JOB:
Report, as a bare number, how many lines hold "note".

ROWS:
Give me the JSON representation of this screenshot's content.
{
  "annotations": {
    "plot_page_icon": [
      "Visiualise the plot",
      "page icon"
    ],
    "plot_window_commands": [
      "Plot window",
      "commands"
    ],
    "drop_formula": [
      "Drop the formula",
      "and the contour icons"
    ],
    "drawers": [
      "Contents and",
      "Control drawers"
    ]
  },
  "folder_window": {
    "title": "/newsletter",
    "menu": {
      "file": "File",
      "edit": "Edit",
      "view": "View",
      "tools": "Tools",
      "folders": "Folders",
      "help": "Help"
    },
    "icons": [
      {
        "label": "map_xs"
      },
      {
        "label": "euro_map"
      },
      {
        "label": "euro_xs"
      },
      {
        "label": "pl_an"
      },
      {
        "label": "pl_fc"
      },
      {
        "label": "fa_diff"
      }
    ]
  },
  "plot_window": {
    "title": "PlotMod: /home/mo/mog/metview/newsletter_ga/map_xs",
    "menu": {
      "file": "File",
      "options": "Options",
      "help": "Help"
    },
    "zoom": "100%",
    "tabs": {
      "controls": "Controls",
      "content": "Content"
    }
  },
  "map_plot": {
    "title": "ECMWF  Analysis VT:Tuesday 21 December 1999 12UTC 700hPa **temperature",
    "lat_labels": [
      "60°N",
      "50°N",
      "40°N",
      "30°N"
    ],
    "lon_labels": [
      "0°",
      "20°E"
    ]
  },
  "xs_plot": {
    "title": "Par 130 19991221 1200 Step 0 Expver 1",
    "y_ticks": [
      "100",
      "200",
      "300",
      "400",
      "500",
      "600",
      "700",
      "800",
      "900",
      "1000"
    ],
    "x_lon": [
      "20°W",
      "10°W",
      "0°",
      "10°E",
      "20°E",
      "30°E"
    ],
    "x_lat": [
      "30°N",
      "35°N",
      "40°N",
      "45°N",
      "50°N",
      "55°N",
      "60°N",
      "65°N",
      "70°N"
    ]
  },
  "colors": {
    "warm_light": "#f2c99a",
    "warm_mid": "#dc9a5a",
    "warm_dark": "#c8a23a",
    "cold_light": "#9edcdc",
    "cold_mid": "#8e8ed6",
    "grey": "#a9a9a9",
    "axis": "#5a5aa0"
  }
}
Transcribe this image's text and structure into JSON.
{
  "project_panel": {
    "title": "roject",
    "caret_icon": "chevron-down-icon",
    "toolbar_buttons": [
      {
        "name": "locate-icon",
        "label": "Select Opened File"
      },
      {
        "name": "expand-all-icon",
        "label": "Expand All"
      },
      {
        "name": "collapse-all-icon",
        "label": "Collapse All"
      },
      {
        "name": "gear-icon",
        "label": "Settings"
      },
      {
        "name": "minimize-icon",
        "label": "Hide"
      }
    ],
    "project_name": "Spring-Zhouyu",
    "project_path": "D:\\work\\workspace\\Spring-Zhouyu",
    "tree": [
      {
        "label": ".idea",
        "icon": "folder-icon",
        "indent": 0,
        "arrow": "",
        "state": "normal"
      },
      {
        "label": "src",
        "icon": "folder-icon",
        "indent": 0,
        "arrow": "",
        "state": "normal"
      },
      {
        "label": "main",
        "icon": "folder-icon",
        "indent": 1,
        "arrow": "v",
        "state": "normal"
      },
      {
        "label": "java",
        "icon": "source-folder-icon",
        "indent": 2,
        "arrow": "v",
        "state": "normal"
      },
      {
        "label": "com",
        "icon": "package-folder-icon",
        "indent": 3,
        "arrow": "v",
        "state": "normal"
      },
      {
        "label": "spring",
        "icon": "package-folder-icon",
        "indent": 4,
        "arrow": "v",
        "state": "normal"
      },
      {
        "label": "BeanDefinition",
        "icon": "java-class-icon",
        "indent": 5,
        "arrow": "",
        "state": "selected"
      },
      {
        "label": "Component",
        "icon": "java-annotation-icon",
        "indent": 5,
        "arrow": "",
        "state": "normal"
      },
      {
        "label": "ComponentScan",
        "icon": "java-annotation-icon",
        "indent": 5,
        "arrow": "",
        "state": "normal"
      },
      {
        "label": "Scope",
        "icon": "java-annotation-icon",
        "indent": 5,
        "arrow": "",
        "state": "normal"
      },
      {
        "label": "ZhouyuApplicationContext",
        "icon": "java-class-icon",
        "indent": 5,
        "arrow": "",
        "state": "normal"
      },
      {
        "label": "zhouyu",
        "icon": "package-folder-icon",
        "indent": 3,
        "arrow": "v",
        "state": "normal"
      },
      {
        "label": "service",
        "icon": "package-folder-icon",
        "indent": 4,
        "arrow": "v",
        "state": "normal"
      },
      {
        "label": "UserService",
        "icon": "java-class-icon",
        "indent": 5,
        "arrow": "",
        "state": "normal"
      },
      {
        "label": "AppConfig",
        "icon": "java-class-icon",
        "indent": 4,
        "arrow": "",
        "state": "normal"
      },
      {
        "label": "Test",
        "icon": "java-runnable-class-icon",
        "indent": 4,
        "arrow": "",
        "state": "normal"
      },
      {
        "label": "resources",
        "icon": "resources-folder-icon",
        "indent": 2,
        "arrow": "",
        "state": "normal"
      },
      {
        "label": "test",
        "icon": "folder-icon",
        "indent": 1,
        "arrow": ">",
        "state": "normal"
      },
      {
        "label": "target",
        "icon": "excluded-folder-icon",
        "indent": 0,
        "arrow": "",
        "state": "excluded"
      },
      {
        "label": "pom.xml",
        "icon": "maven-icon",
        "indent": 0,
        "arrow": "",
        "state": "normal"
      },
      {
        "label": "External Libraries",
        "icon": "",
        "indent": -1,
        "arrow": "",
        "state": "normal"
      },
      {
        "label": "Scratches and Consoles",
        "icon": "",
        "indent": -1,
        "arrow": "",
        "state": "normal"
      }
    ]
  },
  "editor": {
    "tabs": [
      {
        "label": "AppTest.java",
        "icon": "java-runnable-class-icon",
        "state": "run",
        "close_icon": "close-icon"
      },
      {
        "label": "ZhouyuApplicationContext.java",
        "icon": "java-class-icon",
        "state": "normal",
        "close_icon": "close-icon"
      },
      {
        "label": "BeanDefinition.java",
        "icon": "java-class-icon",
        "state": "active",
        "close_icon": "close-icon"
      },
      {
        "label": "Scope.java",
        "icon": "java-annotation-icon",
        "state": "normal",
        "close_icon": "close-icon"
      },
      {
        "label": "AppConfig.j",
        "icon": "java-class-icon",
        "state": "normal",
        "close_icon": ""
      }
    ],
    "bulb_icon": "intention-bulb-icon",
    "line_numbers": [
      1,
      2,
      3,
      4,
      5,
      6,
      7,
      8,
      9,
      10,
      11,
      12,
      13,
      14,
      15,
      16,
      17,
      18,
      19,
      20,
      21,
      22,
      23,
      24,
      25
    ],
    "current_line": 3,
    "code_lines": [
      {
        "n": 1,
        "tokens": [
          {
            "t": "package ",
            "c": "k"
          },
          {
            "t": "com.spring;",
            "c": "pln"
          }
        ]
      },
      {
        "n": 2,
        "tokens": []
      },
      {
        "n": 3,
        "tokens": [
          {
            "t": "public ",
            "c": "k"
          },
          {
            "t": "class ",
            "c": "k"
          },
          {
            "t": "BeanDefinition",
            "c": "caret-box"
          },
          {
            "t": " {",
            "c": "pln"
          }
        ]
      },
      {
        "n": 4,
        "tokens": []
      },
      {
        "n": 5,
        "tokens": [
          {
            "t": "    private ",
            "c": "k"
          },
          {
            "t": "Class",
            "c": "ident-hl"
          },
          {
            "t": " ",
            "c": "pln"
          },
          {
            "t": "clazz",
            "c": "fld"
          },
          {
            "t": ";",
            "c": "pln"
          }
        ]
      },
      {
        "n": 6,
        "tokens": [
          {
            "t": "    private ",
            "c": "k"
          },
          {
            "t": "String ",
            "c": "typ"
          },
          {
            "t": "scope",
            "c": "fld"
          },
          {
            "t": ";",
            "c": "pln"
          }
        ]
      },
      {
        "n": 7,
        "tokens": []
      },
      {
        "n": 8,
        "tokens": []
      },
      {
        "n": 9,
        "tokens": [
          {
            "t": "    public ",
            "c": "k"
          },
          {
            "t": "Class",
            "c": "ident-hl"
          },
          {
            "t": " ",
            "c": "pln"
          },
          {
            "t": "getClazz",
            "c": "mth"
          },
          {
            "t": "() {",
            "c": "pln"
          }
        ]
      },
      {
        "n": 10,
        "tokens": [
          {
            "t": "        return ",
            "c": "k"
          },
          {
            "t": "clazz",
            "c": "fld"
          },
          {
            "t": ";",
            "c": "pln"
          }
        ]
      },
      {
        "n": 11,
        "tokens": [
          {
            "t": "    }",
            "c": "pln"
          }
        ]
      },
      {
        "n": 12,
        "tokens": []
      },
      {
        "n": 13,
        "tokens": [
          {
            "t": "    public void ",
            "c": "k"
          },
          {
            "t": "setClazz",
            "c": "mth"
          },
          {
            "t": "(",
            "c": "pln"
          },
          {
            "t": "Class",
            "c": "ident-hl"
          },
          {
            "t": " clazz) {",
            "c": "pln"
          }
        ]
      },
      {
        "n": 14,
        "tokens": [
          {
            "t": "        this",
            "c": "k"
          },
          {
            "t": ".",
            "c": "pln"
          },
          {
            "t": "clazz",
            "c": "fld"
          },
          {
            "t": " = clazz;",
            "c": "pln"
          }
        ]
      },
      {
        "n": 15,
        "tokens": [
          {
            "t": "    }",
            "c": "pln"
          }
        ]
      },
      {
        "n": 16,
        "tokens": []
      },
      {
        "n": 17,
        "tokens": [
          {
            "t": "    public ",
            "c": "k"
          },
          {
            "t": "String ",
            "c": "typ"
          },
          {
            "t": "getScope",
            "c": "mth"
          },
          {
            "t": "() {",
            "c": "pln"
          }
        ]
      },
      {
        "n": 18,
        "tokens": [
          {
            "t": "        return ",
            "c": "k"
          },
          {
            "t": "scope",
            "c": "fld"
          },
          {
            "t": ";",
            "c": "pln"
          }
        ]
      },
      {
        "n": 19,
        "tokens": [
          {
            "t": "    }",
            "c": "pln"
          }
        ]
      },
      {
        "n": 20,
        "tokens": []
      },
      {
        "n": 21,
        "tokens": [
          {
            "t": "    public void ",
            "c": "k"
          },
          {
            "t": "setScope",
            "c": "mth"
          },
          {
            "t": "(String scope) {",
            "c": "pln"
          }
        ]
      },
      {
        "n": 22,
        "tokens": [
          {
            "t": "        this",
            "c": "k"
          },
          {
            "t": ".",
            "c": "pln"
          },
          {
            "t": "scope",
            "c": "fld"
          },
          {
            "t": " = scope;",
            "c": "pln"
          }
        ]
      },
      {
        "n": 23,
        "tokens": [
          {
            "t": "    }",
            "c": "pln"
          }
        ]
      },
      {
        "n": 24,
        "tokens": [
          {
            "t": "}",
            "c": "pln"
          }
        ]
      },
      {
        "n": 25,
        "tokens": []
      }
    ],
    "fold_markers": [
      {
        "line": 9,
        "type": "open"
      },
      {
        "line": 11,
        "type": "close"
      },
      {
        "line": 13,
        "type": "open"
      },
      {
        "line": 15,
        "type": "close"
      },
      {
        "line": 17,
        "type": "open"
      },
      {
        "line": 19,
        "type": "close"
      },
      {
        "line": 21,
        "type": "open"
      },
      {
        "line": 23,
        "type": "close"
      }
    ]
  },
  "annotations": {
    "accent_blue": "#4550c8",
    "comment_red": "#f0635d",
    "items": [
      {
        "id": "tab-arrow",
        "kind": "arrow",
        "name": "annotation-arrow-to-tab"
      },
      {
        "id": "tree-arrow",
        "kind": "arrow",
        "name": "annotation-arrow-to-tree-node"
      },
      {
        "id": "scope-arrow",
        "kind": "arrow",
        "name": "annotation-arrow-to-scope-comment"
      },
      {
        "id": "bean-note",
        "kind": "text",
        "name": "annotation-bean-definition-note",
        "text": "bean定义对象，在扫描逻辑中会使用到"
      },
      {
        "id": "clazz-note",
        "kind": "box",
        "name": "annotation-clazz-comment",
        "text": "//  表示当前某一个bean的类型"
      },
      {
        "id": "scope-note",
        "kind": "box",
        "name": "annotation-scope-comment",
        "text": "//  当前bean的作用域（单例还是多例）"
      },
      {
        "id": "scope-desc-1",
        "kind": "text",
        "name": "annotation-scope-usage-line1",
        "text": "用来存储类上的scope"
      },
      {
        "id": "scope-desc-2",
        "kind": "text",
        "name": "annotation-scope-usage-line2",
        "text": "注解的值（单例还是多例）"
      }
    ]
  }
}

FINAL ANSWER:
4